### The exercise
Convert the lines of the material into a Markdown table with the columns Row and Line, starting at the line that contains "text: 2/3 · x [286, 11, 340, 32]" and ending at the line that contains "text-line: Risolvo: minimo". Leave out any blank lines.

-------- Data for processing

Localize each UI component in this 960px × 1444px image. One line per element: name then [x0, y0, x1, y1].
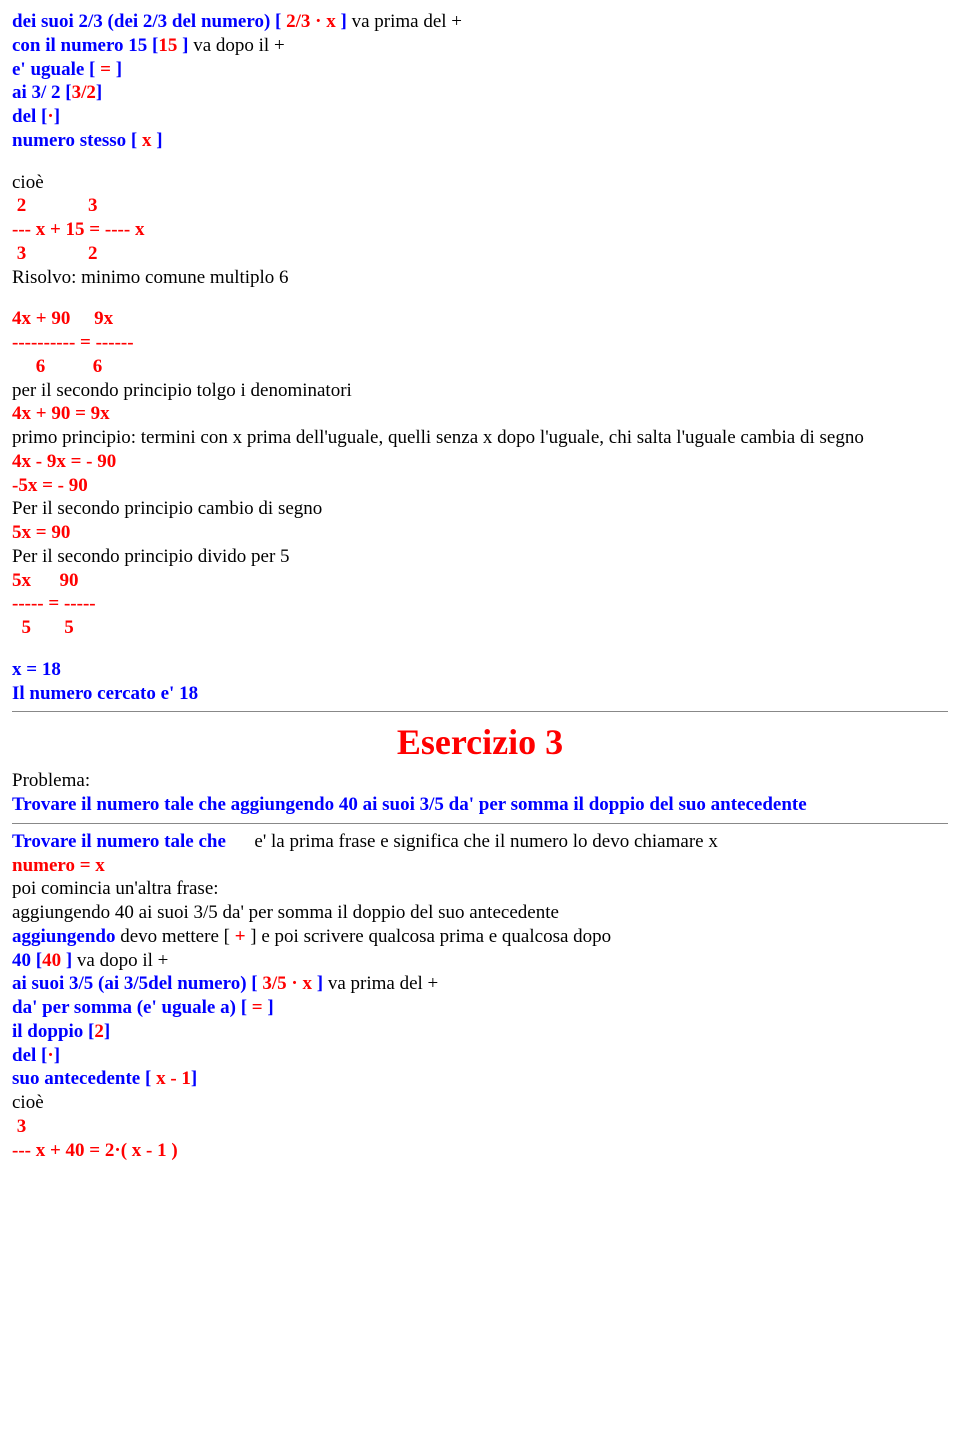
text: 2/3 · x [286, 11, 340, 32]
text-line: da' per somma (e' uguale a) [ = ] [12, 996, 948, 1020]
text: ] [267, 997, 273, 1018]
text: devo mettere [ [120, 926, 234, 947]
text-line: 3 [12, 1115, 948, 1139]
text: va dopo il + [77, 950, 168, 971]
text-line: Risolvo: minimo comune multiplo 6 [12, 266, 948, 290]
text: da' per somma (e' uguale a) [ [12, 997, 252, 1018]
text: aggiungendo [12, 926, 120, 947]
text-line: -5x = - 90 [12, 474, 948, 498]
text: numero stesso [ [12, 130, 142, 151]
text: con il numero 15 [ [12, 35, 158, 56]
text-line: 4x + 90 = 9x [12, 402, 948, 426]
text: ] [104, 1021, 110, 1042]
text-line: 6 6 [12, 355, 948, 379]
divider [12, 823, 948, 824]
text-line: il doppio [2] [12, 1020, 948, 1044]
text: Trovare il numero tale che [12, 831, 231, 852]
text-line: 2 3 [12, 194, 948, 218]
text-line: con il numero 15 [15 ] va dopo il + [12, 34, 948, 58]
text-line: aggiungendo 40 ai suoi 3/5 da' per somma… [12, 901, 948, 925]
text-line: cioè [12, 171, 948, 195]
text: 3/2 [72, 82, 96, 103]
text: = [252, 997, 268, 1018]
text-line: ----- = ----- [12, 592, 948, 616]
text: ] [156, 130, 162, 151]
text-line: ---------- = ------ [12, 331, 948, 355]
text-line: cioè [12, 1091, 948, 1115]
divider [12, 711, 948, 712]
text-line: Problema: [12, 769, 948, 793]
text: ] [54, 1045, 60, 1066]
text-line: x = 18 [12, 658, 948, 682]
text: dei suoi 2/3 (dei 2/3 del numero) [ [12, 11, 286, 32]
text: ai 3/ 2 [ [12, 82, 72, 103]
text-line: ai 3/ 2 [3/2] [12, 81, 948, 105]
text-line: 5 5 [12, 616, 948, 640]
text-line: Trovare il numero tale che aggiungendo 4… [12, 793, 948, 817]
text: ] [340, 11, 351, 32]
text-line: del [·] [12, 1044, 948, 1068]
text-line: 4x + 90 9x [12, 307, 948, 331]
text: del [ [12, 1045, 47, 1066]
text-line: aggiungendo devo mettere [ + ] e poi scr… [12, 925, 948, 949]
text-line: ai suoi 3/5 (ai 3/5del numero) [ 3/5 · x… [12, 972, 948, 996]
text: 3/5 · x [262, 973, 316, 994]
text-line: Il numero cercato e' 18 [12, 682, 948, 706]
text-line: suo antecedente [ x - 1] [12, 1067, 948, 1091]
text: 40 [ [12, 950, 42, 971]
text: suo antecedente [ [12, 1068, 156, 1089]
text-line: --- x + 40 = 2·( x - 1 ) [12, 1139, 948, 1163]
text: e' la prima frase e significa che il num… [231, 831, 718, 852]
text-line: Per il secondo principio divido per 5 [12, 545, 948, 569]
text: va prima del + [352, 11, 462, 32]
text: ] [182, 35, 193, 56]
text-line: e' uguale [ = ] [12, 58, 948, 82]
text: va dopo il + [193, 35, 284, 56]
text: = [100, 59, 116, 80]
text-line: Per il secondo principio cambio di segno [12, 497, 948, 521]
text-line: 4x - 9x = - 90 [12, 450, 948, 474]
text: ] [54, 106, 60, 127]
text: + [235, 926, 251, 947]
text-line: 5x = 90 [12, 521, 948, 545]
exercise-title: Esercizio 3 [12, 720, 948, 765]
text: 2 [94, 1021, 104, 1042]
text-line: primo principio: termini con x prima del… [12, 426, 948, 450]
text: va prima del + [328, 973, 438, 994]
text: e' uguale [ [12, 59, 100, 80]
text: ] [191, 1068, 197, 1089]
text-line: 3 2 [12, 242, 948, 266]
text-line: numero stesso [ x ] [12, 129, 948, 153]
text-line: 40 [40 ] va dopo il + [12, 949, 948, 973]
text: ] [116, 59, 122, 80]
text-line: numero = x [12, 854, 948, 878]
text-line: 5x 90 [12, 569, 948, 593]
text: 40 [42, 950, 66, 971]
text: del [ [12, 106, 47, 127]
text-line: --- x + 15 = ---- x [12, 218, 948, 242]
text-line: per il secondo principio tolgo i denomin… [12, 379, 948, 403]
text: il doppio [ [12, 1021, 94, 1042]
text: ] e poi scrivere qualcosa prima e qualco… [250, 926, 611, 947]
text: ] [96, 82, 102, 103]
text: x - 1 [156, 1068, 191, 1089]
text-line: Trovare il numero tale che e' la prima f… [12, 830, 948, 854]
text-line: poi comincia un'altra frase: [12, 877, 948, 901]
text: 15 [158, 35, 182, 56]
text: x [142, 130, 156, 151]
text: ] [66, 950, 77, 971]
text-line: del [·] [12, 105, 948, 129]
text: ai suoi 3/5 (ai 3/5del numero) [ [12, 973, 262, 994]
text-line: dei suoi 2/3 (dei 2/3 del numero) [ 2/3 … [12, 10, 948, 34]
text: ] [317, 973, 328, 994]
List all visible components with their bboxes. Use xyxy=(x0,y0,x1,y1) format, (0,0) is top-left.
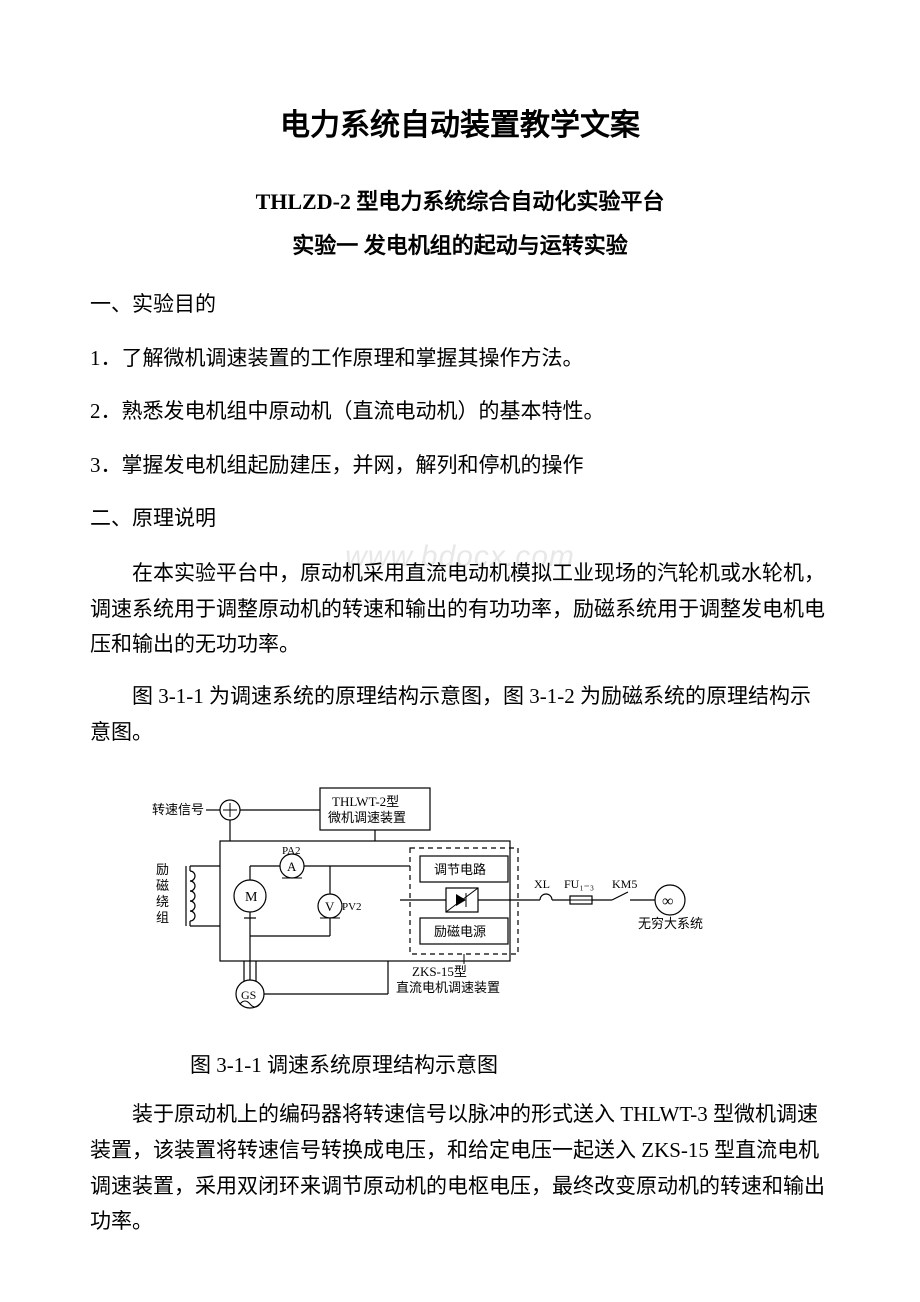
objective-2: 2．熟悉发电机组中原动机（直流电动机）的基本特性。 xyxy=(90,395,830,429)
label-ammeter: A xyxy=(287,859,297,874)
paragraph-2: 图 3-1-1 为调速系统的原理结构示意图，图 3-1-2 为励磁系统的原理结构… xyxy=(90,679,830,750)
label-controller-2: 微机调速装置 xyxy=(328,810,406,825)
diagram-svg: 转速信号 THLWT-2型 微机调速装置 励 磁 绕 组 xyxy=(150,766,710,1036)
paragraph-3: 装于原动机上的编码器将转速信号以脉冲的形式送入 THLWT-3 型微机调速装置，… xyxy=(90,1097,830,1240)
label-gs: GS xyxy=(241,988,256,1002)
paragraph-1: 在本实验平台中，原动机采用直流电动机模拟工业现场的汽轮机或水轮机，调速系统用于调… xyxy=(90,556,830,663)
label-zks-1: ZKS-15型 xyxy=(412,964,467,979)
label-voltmeter: V xyxy=(325,899,335,914)
label-motor-m: M xyxy=(245,890,258,905)
subtitle-experiment: 实验一 发电机组的起动与运转实验 xyxy=(90,228,830,260)
label-infinity: ∞ xyxy=(662,893,673,910)
label-xl: XL xyxy=(534,877,550,891)
objective-3: 3．掌握发电机组起励建压，并网，解列和停机的操作 xyxy=(90,449,830,483)
subtitle-platform: THLZD-2 型电力系统综合自动化实验平台 xyxy=(90,184,830,216)
label-infinite-bus: 无穷大系统 xyxy=(638,916,703,931)
figure-diagram: 转速信号 THLWT-2型 微机调速装置 励 磁 绕 组 xyxy=(150,766,830,1041)
label-pv2: PV2 xyxy=(342,901,362,913)
objective-1: 1．了解微机调速装置的工作原理和掌握其操作方法。 xyxy=(90,342,830,376)
label-excitation-src: 励磁电源 xyxy=(434,924,486,939)
label-controller-1: THLWT-2型 xyxy=(332,794,399,809)
label-km5: KM5 xyxy=(612,877,637,891)
label-excitation-3: 绕 xyxy=(156,894,169,909)
label-excitation-1: 励 xyxy=(156,862,169,877)
page-title: 电力系统自动装置教学文案 xyxy=(90,100,830,144)
label-speed-signal: 转速信号 xyxy=(152,802,204,817)
figure-caption: 图 3-1-1 调速系统原理结构示意图 xyxy=(190,1049,830,1079)
section-heading-objectives: 一、实验目的 xyxy=(90,288,830,322)
label-pa2: PA2 xyxy=(282,845,301,857)
label-fu: FU₁₋₃ xyxy=(564,877,594,891)
section-heading-principle: 二、原理说明 xyxy=(90,502,830,536)
label-excitation-4: 组 xyxy=(156,910,169,925)
label-zks-2: 直流电机调速装置 xyxy=(396,980,500,995)
document-content: 电力系统自动装置教学文案 THLZD-2 型电力系统综合自动化实验平台 实验一 … xyxy=(90,100,830,1240)
label-excitation-2: 磁 xyxy=(156,878,169,893)
label-regulator: 调节电路 xyxy=(434,862,486,877)
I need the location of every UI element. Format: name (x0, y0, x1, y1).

----------------

### Finished exercise
| Row | Line |
|---|---|
| 1 | text: 2/3 · x [286, 11, 340, 32] |
| 2 | text-line: da' per somma (e' uguale a) [ = ] [12, 996, 948, 1020] |
| 3 | text: ] [267, 997, 273, 1018] |
| 4 | text: devo mettere [ [120, 926, 234, 947] |
| 5 | text-line: 3 [12, 1115, 948, 1139] |
| 6 | text: va dopo il + [77, 950, 168, 971] |
| 7 | text-line: Risolvo: minimo comune multiplo 6 [12, 266, 948, 290] |